Filter for the word "this" and keep each matching line.

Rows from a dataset
==*==

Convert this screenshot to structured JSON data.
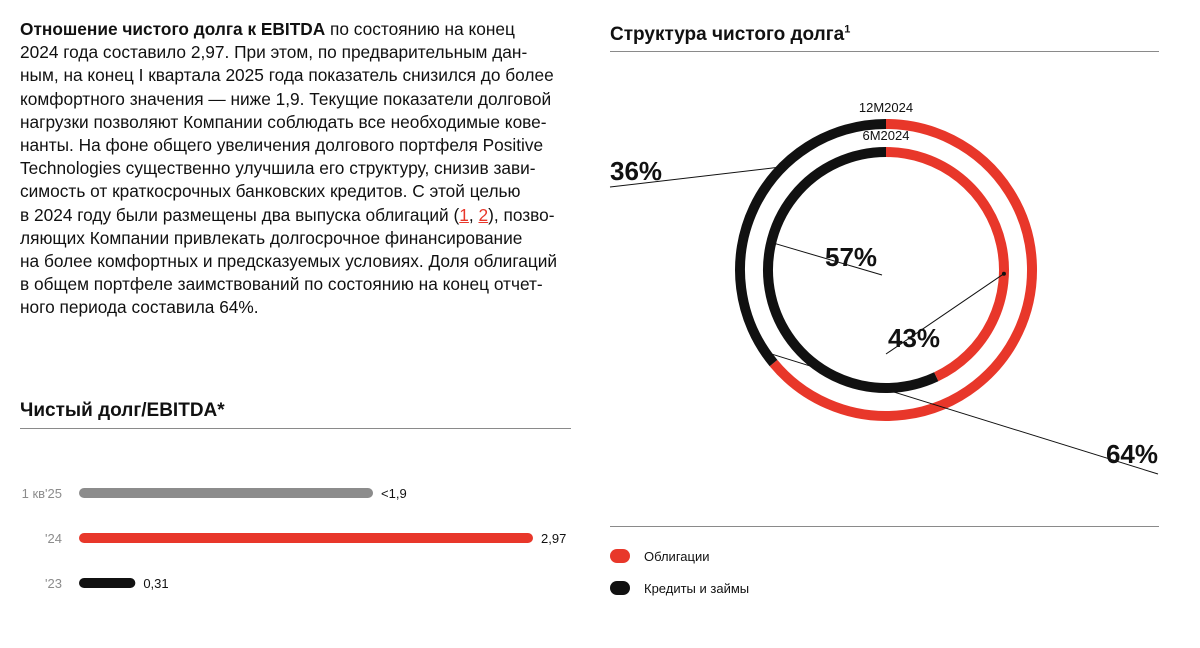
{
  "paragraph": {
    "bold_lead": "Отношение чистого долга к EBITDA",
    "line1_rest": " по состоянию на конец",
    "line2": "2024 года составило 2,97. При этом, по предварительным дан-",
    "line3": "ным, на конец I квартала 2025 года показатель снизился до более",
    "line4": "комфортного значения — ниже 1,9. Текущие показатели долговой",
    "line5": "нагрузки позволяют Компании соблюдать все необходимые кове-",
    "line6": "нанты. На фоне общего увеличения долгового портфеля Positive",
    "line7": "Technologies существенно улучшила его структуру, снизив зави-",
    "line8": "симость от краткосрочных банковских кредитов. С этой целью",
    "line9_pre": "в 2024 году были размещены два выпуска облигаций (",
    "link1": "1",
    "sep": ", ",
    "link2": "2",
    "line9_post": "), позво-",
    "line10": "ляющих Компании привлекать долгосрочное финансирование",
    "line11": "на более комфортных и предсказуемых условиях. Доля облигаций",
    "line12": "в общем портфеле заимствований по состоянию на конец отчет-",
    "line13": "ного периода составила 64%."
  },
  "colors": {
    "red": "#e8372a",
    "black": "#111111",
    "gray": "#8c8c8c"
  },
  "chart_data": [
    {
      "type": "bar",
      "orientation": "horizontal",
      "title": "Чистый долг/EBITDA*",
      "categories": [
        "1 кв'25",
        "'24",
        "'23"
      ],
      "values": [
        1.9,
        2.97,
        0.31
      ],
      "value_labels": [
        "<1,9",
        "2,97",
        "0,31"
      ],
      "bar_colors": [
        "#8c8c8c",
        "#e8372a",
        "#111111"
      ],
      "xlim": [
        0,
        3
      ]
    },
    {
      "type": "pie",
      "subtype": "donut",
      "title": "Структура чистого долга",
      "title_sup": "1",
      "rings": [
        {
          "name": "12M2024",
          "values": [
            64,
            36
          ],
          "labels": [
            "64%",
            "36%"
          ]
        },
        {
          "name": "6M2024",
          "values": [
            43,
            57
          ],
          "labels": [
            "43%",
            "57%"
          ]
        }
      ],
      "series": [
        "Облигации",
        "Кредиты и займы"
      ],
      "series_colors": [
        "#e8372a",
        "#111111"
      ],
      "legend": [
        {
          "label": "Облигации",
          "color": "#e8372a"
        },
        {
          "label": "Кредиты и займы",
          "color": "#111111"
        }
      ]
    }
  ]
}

==*==

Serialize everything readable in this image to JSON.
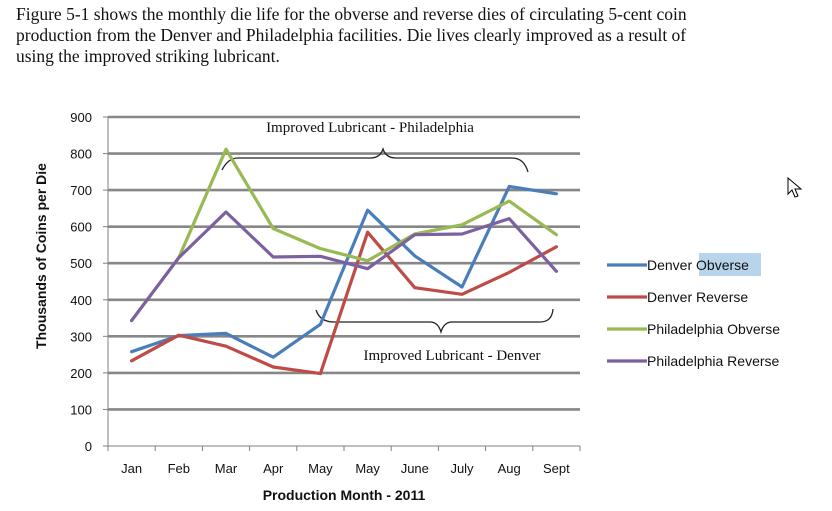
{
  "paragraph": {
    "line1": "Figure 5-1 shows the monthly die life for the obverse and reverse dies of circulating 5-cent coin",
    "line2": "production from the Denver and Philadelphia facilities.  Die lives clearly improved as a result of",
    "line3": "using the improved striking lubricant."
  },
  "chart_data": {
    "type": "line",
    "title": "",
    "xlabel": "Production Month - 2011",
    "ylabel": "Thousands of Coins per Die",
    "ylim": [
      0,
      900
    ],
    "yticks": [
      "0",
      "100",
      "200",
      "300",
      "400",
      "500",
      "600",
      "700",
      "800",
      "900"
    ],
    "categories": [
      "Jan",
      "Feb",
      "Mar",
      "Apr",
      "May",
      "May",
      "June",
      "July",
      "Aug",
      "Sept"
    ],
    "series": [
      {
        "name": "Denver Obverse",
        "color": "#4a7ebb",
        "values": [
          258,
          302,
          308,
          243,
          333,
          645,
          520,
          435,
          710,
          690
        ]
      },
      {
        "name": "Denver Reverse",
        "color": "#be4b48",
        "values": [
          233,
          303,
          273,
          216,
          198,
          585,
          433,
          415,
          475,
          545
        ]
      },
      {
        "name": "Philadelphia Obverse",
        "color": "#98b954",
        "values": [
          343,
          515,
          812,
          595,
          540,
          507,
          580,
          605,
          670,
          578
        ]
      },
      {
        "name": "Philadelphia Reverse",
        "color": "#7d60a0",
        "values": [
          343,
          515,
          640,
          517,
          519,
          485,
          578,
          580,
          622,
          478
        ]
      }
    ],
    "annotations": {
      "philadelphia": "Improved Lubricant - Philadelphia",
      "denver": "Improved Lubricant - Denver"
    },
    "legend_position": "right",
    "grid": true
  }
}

==*==

● **COMPLETE RESPONSE**:
Convert this screenshot to structured JSON data.
Serialize everything readable in this image to JSON.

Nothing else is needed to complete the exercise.